* [Given problem]: In the records below, tally every line containing "text". Report only the total.

(Extracted records)

┌──

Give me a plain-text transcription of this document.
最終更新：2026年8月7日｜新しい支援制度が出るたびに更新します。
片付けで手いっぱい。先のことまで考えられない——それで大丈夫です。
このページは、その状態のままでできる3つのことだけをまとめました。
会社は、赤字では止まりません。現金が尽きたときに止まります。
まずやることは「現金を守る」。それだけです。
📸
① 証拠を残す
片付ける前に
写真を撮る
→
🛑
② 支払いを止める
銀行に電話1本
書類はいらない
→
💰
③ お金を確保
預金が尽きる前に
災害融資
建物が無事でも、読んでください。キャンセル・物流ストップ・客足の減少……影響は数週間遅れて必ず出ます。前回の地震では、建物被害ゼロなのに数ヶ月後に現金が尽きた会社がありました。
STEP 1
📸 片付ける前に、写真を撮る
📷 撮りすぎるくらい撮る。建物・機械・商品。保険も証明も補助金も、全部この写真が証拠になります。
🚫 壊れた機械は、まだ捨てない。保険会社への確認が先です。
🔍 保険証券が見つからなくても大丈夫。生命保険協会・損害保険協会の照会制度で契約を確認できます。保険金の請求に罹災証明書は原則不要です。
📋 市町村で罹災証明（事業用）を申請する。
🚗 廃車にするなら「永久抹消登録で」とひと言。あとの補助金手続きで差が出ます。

└──
┌──

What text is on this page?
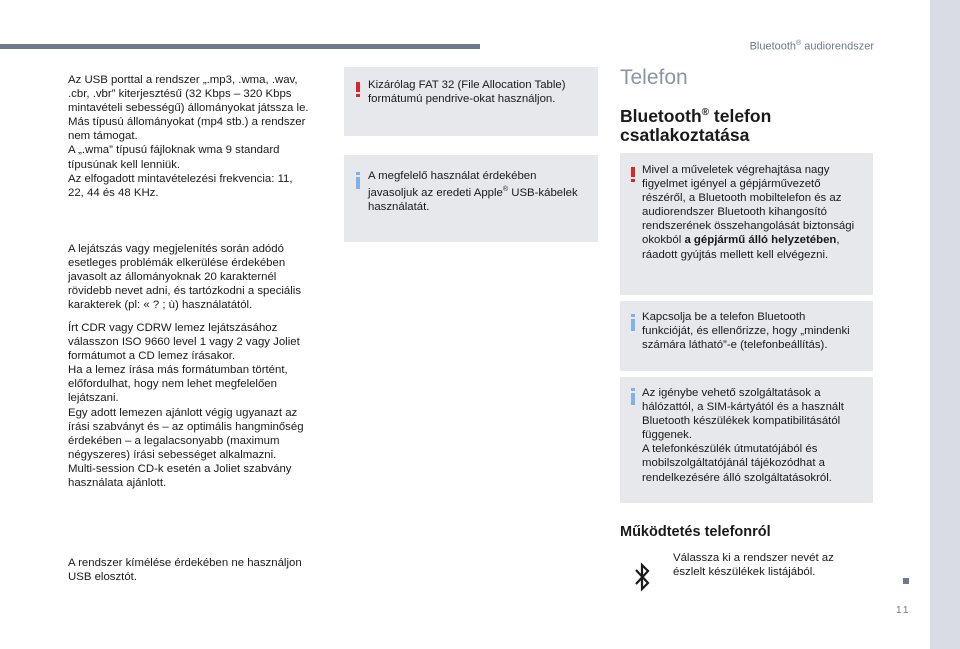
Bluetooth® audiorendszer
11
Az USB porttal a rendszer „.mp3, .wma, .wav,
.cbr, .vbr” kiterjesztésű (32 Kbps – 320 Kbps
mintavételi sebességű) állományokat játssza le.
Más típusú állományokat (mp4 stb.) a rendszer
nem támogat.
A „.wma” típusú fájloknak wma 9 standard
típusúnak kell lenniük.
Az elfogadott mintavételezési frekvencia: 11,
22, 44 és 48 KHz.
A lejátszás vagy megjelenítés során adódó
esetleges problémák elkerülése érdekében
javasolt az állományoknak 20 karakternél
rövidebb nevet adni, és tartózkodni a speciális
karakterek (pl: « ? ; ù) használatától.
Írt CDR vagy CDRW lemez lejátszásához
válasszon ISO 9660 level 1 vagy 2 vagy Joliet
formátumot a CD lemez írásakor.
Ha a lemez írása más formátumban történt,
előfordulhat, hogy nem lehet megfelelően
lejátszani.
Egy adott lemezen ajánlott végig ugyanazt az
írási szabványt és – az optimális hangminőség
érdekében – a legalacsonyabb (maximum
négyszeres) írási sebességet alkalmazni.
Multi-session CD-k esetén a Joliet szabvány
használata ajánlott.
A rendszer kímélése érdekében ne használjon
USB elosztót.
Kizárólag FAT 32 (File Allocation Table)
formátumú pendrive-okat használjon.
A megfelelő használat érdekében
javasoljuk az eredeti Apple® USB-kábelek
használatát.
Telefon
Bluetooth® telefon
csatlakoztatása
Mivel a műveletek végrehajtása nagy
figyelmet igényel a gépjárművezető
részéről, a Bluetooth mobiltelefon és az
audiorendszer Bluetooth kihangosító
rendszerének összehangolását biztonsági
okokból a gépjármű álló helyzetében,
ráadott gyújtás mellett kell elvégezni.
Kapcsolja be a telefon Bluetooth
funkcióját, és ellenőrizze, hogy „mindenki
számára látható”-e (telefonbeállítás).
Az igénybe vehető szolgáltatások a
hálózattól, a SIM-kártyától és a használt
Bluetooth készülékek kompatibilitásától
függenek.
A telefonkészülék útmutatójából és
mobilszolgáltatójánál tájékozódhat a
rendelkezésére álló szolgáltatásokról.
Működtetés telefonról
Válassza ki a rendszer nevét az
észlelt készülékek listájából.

└──

* [Result below]: 2